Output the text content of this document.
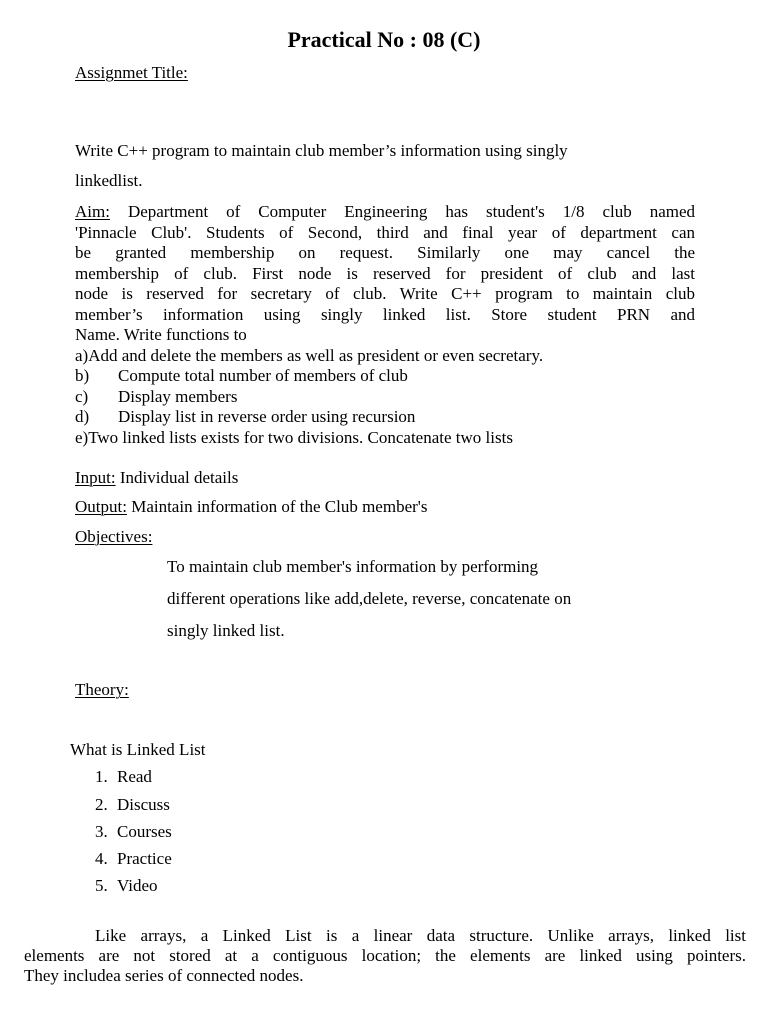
Practical No : 08 (C)
Assignmet Title:
Write C++ program to maintain club member’s information using singly
linkedlist.
Aim: Department of Computer Engineering has student's 1/8 club named
'Pinnacle Club'. Students of Second, third and final year of department can
be granted membership on request. Similarly one may cancel the
membership of club. First node is reserved for president of club and last
node is reserved for secretary of club. Write C++ program to maintain club
member’s information using singly linked list. Store student PRN and
Name. Write functions to
a)Add and delete the members as well as president or even secretary.
b) Compute total number of members of club
c) Display members
d) Display list in reverse order using recursion
e)Two linked lists exists for two divisions. Concatenate two lists
Input: Individual details
Output: Maintain information of the Club member's
Objectives:
To maintain club member's information by performing
different operations like add,delete, reverse, concatenate on
singly linked list.
Theory:
What is Linked List
1. Read
2. Discuss
3. Courses
4. Practice
5. Video
Like arrays, a Linked List is a linear data structure. Unlike arrays, linked list
elements are not stored at a contiguous location; the elements are linked using pointers.
They includea series of connected nodes.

------------------------------------

▶ _The problem_: In the copy, include no pictures; restate the listing above exactly.

▶ _Answer_:
Output the text content of this document.
Practical No : 08 (C)
Assignmet Title:
Write C++ program to maintain club member’s information using singly
linkedlist.
Aim: Department of Computer Engineering has student's 1/8 club named
'Pinnacle Club'. Students of Second, third and final year of department can
be granted membership on request. Similarly one may cancel the
membership of club. First node is reserved for president of club and last
node is reserved for secretary of club. Write C++ program to maintain club
member’s information using singly linked list. Store student PRN and
Name. Write functions to
a)Add and delete the members as well as president or even secretary.
b) Compute total number of members of club
c) Display members
d) Display list in reverse order using recursion
e)Two linked lists exists for two divisions. Concatenate two lists
Input: Individual details
Output: Maintain information of the Club member's
Objectives:
To maintain club member's information by performing
different operations like add,delete, reverse, concatenate on
singly linked list.
Theory:
What is Linked List
1. Read
2. Discuss
3. Courses
4. Practice
5. Video
Like arrays, a Linked List is a linear data structure. Unlike arrays, linked list
elements are not stored at a contiguous location; the elements are linked using pointers.
They includea series of connected nodes.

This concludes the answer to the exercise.